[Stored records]
○ ○ ○ ○ ○ ○ ○

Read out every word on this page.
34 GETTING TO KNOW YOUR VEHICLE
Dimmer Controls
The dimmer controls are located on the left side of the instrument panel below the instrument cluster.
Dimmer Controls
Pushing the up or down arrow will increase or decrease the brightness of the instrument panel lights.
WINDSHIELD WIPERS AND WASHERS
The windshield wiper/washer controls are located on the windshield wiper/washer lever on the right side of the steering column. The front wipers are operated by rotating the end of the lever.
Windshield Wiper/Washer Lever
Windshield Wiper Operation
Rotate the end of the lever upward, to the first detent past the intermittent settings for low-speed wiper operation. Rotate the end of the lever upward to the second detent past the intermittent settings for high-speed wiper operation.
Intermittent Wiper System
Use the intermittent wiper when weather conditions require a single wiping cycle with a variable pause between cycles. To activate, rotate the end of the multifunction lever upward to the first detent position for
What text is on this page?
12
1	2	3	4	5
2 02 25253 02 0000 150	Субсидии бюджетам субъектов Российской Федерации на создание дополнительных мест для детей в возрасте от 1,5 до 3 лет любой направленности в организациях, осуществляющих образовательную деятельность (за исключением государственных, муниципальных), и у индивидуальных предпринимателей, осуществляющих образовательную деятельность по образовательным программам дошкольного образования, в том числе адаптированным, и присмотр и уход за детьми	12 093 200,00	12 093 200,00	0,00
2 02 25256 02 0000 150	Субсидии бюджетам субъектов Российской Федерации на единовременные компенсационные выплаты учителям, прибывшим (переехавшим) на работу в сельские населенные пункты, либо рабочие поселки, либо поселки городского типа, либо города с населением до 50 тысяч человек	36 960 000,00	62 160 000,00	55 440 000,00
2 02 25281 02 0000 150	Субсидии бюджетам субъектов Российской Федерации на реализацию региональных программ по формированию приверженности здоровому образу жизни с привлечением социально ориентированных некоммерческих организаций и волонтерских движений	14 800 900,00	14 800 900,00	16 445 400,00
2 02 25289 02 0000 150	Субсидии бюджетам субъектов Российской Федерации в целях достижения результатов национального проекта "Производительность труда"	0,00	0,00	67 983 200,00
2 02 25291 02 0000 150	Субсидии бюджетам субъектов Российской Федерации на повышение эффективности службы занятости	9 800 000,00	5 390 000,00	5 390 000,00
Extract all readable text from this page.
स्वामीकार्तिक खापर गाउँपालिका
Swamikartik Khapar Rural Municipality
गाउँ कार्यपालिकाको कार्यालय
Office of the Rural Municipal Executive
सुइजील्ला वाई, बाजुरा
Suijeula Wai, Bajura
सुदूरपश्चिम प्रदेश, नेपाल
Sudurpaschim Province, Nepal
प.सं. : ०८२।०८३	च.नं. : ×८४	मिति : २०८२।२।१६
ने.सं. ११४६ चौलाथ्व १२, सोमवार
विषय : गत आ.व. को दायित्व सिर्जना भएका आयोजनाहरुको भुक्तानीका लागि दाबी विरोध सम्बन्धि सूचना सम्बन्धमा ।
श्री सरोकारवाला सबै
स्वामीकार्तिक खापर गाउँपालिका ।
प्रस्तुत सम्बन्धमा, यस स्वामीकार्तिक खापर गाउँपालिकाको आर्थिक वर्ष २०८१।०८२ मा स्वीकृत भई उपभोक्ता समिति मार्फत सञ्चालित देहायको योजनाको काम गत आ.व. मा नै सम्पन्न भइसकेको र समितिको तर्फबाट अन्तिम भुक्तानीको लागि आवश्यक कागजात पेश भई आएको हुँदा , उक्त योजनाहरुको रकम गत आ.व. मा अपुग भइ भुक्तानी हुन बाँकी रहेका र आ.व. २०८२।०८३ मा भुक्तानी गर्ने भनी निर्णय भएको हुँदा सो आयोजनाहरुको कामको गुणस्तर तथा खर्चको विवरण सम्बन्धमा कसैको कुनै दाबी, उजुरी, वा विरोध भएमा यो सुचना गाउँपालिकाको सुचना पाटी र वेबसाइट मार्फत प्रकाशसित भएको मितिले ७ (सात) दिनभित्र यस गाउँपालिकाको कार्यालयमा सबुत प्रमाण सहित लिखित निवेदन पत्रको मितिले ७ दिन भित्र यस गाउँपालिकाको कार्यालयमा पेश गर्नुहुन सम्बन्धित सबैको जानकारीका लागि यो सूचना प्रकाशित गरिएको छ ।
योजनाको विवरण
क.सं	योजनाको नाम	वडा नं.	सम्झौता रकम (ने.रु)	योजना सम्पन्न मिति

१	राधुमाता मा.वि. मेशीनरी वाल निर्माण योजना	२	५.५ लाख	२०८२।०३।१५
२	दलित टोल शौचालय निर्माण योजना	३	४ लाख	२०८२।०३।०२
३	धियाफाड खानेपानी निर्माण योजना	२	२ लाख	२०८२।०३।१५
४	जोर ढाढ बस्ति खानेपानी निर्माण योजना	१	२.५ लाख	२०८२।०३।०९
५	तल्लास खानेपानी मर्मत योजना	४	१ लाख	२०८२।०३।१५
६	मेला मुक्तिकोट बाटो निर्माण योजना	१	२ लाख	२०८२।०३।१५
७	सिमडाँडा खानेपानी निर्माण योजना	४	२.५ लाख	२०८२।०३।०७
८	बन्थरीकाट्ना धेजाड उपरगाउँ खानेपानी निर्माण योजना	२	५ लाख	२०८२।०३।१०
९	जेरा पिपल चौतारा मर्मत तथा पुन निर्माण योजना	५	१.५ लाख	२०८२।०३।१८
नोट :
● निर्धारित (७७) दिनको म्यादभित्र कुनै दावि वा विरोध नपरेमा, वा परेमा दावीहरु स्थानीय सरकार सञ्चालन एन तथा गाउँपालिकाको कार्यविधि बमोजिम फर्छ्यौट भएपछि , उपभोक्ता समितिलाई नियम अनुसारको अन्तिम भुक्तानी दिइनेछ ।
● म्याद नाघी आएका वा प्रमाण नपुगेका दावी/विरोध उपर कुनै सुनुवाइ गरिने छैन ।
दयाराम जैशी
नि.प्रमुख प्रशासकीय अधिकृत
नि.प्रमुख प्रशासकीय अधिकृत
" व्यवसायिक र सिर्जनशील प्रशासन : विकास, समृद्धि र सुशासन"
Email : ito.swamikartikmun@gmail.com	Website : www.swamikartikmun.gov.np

○ ○ ○ ○ ○ ○ ○

▶ **EXERCISE REQUIREMENTS**: Which lines in the listing above hold the word "panel"? Show each of them.

▶ **RESULT OF THE EXERCISE**:
The dimmer controls are located on the left side of the instrument panel below the instrument cluster.
Pushing the up or down arrow will increase or decrease the brightness of the instrument panel lights.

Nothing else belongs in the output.